** This topic is intended to be a refresher for all of us when we need a quick review for MPLS **
Recommended Readings MPLS Summary
## Acronyms For MPLS ##
1. LSR [Label Switch Router]: router that support MPLS
2. Ingress LSR: first hop PE, takes an IP packet and imposes a new label and forwards the packet.
3. Intermediate LSR: P router that SWAPS MPLS labels and forwards to next LSR
4. Egress LSR: last hop PE, POPS labels and forwards IP packet
5. LSP [Label Switched Path]: its unidirectional data plane for a labeled packet through the LSRs
6. Downstream/Data plane: the transit path to the network you are trying to reach.
7. Upstream/Control plane: it begins at the network that is being advertised, LDP is used to advertise labels.
## Overview ##
Quoted from MPLS Summary
1. MPLS stands for Multi-Protocol Label switching.
2. It defines a mechanism for the packet forwarding in the network routers.
3.It was originally developed to provide faster packet forwarding than traditional IP routing.
4. The flexibility of MPLS has led to it becoming the default way for modern networks to achieve Quality of Service (QoS), next generation VPN services, and optical signaling.
5. MPLS also uses IP addresses, either v4 or v6, to identify end points and intermediate switches and routers. This makes MPLS networks IP-compatible and easily integrated with traditional IP networks. However, unlike traditional IP, MPLS flows are connection-oriented and packets are routed along pre-configured Label Switched Paths (LSPs).
6. MPLS defines only the forwarding mechanism; it uses other protocols to establish the LSPs. Two separate protocols are needed to perform this task: a routing protocol (ISIS, OSPF) and a signaling protocol (LDP, TDP).

Extracted entries:

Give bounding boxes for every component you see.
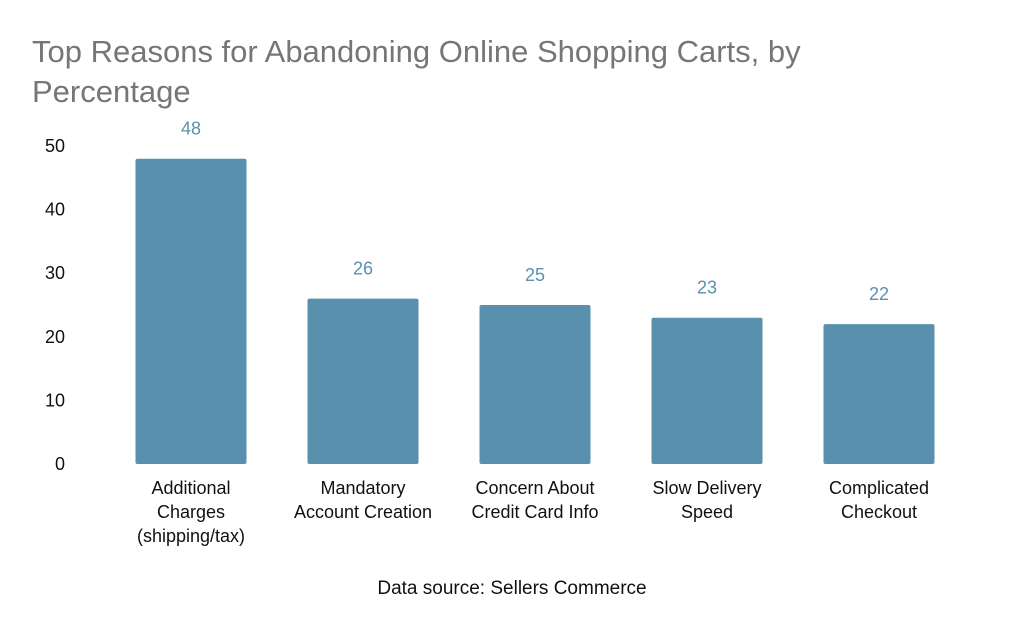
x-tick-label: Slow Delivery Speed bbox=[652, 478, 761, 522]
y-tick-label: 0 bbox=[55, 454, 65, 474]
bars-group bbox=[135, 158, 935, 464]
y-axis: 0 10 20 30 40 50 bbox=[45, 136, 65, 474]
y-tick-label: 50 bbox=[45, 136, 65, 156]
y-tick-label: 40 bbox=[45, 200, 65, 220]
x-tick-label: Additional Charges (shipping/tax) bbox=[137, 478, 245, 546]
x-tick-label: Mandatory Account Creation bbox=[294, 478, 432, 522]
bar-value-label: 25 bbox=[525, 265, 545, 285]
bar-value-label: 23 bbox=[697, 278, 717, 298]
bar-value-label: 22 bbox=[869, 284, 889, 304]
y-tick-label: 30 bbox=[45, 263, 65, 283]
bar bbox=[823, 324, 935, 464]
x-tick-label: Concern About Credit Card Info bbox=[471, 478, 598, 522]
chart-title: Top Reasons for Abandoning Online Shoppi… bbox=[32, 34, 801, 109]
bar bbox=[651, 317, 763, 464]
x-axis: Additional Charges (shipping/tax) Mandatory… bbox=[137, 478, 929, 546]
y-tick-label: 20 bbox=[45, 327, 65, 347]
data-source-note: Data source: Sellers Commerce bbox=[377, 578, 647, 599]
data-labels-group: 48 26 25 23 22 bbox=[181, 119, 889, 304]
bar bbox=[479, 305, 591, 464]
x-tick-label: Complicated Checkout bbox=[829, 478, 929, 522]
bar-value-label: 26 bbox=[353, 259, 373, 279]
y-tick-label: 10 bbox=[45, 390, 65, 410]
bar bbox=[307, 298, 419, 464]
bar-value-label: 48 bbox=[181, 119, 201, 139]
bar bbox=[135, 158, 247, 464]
* * *
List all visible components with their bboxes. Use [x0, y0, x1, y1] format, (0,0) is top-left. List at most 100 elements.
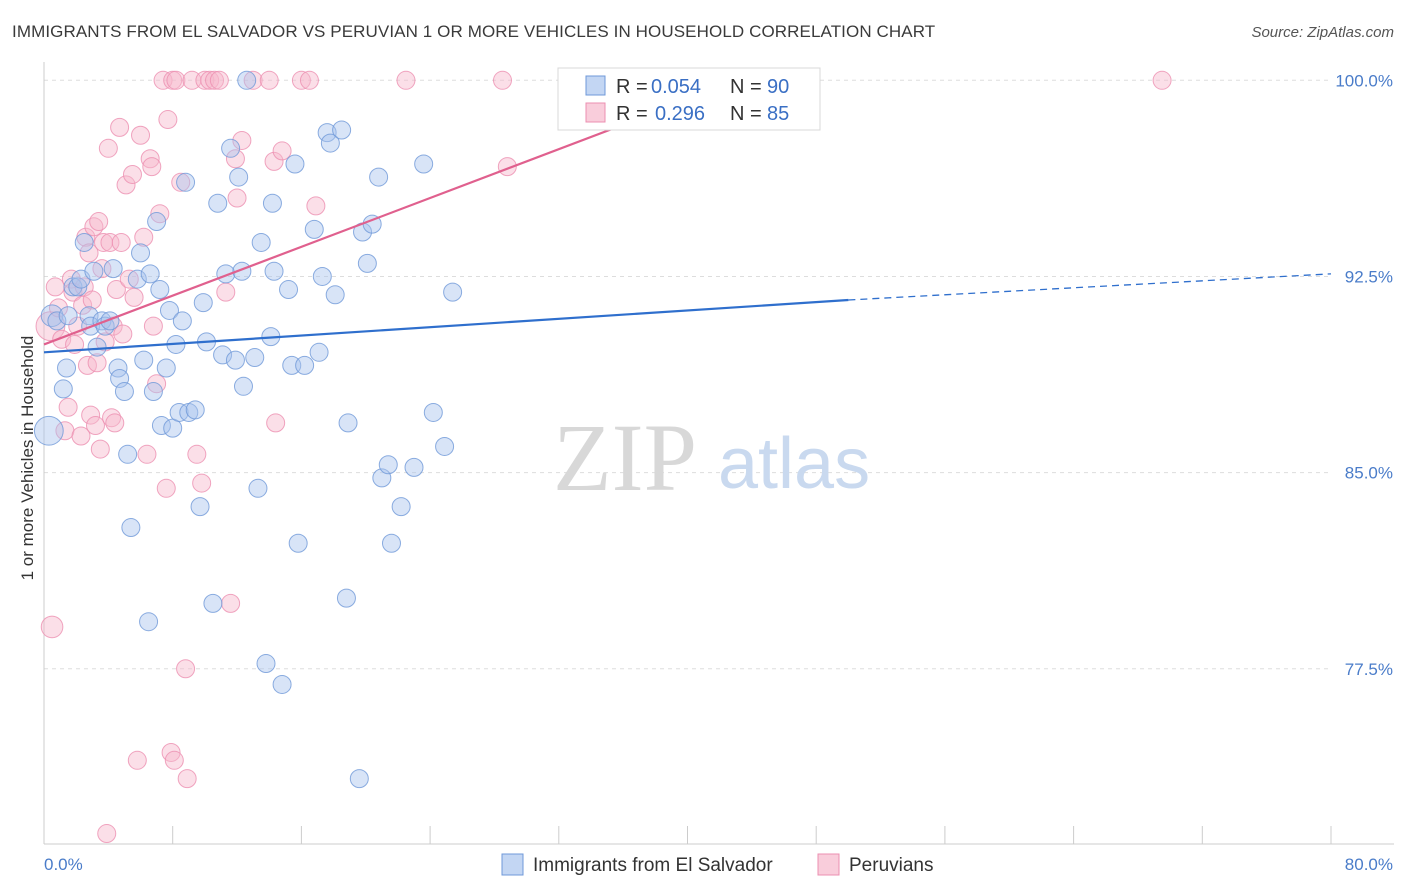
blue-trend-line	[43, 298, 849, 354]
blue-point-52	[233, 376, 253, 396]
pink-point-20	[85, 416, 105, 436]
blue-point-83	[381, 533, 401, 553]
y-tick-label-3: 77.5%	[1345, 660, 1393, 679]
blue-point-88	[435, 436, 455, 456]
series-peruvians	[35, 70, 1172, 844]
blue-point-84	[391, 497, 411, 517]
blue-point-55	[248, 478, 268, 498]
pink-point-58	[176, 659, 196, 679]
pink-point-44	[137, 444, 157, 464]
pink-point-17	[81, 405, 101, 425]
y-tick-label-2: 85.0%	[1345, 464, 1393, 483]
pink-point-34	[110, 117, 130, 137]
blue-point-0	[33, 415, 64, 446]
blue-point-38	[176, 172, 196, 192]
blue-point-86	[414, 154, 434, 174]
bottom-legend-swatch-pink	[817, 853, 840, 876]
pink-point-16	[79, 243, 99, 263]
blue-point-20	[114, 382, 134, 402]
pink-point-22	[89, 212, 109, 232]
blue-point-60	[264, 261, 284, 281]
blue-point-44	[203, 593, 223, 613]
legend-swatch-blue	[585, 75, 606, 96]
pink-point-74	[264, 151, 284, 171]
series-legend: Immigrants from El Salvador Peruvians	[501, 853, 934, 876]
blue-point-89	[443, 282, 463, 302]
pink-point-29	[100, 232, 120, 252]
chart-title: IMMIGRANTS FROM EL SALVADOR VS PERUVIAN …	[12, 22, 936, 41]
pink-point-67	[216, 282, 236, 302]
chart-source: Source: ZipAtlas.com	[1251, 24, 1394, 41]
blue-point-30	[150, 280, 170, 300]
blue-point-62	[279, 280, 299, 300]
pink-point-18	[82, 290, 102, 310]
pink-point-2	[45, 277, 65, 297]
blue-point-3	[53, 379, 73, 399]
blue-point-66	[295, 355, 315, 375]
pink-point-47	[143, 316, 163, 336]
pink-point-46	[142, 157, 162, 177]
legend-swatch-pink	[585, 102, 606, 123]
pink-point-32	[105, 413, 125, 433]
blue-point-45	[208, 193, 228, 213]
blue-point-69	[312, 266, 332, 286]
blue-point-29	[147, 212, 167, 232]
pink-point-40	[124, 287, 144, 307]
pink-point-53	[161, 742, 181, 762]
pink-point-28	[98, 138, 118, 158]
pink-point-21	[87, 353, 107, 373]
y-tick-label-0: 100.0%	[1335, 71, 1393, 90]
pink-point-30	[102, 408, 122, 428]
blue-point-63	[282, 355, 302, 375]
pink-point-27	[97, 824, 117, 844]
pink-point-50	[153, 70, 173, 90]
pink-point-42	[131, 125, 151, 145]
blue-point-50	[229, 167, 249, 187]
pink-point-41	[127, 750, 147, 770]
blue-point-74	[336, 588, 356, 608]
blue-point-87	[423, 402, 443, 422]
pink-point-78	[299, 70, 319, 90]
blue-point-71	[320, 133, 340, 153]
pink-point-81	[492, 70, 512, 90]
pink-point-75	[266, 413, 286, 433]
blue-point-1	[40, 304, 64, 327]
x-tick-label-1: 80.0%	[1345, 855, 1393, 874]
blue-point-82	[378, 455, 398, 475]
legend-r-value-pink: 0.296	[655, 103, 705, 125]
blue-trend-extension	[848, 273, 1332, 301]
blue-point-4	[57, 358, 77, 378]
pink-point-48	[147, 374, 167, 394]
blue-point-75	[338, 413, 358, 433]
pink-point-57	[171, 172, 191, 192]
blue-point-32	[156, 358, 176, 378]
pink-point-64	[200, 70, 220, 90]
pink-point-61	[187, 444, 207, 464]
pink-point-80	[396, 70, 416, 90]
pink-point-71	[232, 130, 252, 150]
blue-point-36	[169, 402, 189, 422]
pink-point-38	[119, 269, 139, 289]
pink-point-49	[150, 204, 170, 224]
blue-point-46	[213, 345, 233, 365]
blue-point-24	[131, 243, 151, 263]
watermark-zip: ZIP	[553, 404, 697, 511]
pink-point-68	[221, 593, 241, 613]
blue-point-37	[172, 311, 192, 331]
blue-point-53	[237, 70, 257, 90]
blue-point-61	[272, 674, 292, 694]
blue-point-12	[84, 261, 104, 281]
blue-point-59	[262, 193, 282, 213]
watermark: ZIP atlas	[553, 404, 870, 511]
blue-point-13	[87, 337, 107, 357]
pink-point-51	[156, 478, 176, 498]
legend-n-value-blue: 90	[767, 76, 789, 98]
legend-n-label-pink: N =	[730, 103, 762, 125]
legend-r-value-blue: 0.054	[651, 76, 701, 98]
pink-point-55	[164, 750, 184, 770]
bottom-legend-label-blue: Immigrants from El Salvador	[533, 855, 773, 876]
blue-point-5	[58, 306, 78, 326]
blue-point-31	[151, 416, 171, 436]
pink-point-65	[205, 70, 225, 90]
...
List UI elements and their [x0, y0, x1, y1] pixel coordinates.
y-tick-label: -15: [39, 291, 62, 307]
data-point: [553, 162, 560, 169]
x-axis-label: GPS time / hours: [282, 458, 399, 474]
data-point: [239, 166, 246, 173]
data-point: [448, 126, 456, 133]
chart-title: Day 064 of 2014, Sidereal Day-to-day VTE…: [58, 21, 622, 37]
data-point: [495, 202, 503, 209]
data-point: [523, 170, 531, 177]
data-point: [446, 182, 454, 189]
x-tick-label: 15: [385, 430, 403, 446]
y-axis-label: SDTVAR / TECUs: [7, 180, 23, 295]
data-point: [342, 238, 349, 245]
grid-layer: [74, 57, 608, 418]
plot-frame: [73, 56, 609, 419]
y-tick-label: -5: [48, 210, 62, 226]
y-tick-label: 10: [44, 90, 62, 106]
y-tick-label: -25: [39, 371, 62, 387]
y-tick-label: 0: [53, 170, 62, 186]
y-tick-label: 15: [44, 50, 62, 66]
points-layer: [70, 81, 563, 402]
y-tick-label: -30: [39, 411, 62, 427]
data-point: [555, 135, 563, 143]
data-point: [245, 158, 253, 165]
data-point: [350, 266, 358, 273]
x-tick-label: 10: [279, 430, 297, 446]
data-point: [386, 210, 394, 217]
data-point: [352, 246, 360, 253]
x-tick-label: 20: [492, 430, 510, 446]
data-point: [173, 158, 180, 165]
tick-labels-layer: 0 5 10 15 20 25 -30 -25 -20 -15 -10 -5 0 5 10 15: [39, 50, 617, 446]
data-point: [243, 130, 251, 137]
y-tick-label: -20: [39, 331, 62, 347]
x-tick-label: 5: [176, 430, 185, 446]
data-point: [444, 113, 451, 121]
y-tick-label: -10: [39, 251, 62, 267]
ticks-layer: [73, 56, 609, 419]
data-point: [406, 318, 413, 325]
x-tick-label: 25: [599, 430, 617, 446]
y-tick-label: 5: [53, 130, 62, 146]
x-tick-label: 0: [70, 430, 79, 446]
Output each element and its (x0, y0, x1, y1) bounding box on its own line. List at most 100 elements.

Problem set:
1. Copy the part of the listing that opens with the line containing "298, 849, 354]" and closes with the line containing "355, 315, 375]", including both of those lines.
2. Continue the MPLS refresher from the point where it stops.
The MPLS refresher and the listing are unrelated to each other.

Answers for this exercise:
1.
blue-trend-line	[43, 298, 849, 354]
blue-point-52	[233, 376, 253, 396]
pink-point-20	[85, 416, 105, 436]
blue-point-83	[381, 533, 401, 553]
y-tick-label-3: 77.5%	[1345, 660, 1393, 679]
blue-point-88	[435, 436, 455, 456]
series-peruvians	[35, 70, 1172, 844]
blue-point-84	[391, 497, 411, 517]
blue-point-55	[248, 478, 268, 498]
pink-point-58	[176, 659, 196, 679]
pink-point-44	[137, 444, 157, 464]
pink-point-17	[81, 405, 101, 425]
y-tick-label-2: 85.0%	[1345, 464, 1393, 483]
pink-point-34	[110, 117, 130, 137]
blue-point-0	[33, 415, 64, 446]
blue-point-38	[176, 172, 196, 192]
blue-point-86	[414, 154, 434, 174]
bottom-legend-swatch-pink	[817, 853, 840, 876]
pink-point-16	[79, 243, 99, 263]
blue-point-20	[114, 382, 134, 402]
pink-point-22	[89, 212, 109, 232]
blue-point-60	[264, 261, 284, 281]
blue-point-44	[203, 593, 223, 613]
legend-swatch-blue	[585, 75, 606, 96]
pink-point-74	[264, 151, 284, 171]
series-legend: Immigrants from El Salvador Peruvians	[501, 853, 934, 876]
blue-point-89	[443, 282, 463, 302]
pink-point-29	[100, 232, 120, 252]
chart-title: IMMIGRANTS FROM EL SALVADOR VS PERUVIAN …	[12, 22, 936, 41]
pink-point-67	[216, 282, 236, 302]
chart-source: Source: ZipAtlas.com	[1251, 24, 1394, 41]
blue-point-30	[150, 280, 170, 300]
blue-point-62	[279, 280, 299, 300]
pink-point-18	[82, 290, 102, 310]
pink-point-2	[45, 277, 65, 297]
blue-point-3	[53, 379, 73, 399]
blue-point-66	[295, 355, 315, 375]

2.
## MPLS Basics ##
1. Forwarding packets:
1.1. IP routers forward packets based on IP packet header, CEF and FIB table
1.2. MPLS routers forward packets based on MPLS labels and LFIB table
2. IP packet Switching
2.1. Process switching: look up every packet to decide a forwarding
2.2. Cache based switching: first packet is process witched and the info is cached for future packets in the flow.
2.3.Topology based switching (CEF): CEF uses the FIB and Adjacency table for forwarding decisions even before the first packet arrives
3. MPLS Basics
3.1. each router assigns a locally significant label for each IP route and advertise them to its neighbors
3.2. LDP is used to exchange labels
3.3. uses IP routing info to determine the direction of the next hop to forward a labeled packet
4. MPLS Forwarding
4.1. PE routers do IP lookup, if an LDP neighbor advertised a label for that IP network, the PE will PUSH the advertised label and forward the packet to the downstream neighbor
4.2. P routers swaps the local label and forward the packets to the downstream neighbor
4.3. Egress PE will POP remaining labels and forward the packet as an IP packet
4.4. MPLS enabled routers will prefer label forwarding over IP forwarding if available
4.5. If and LSR receives a labeled packet and it has no local label for labeled packet, the LSR will drop the packet.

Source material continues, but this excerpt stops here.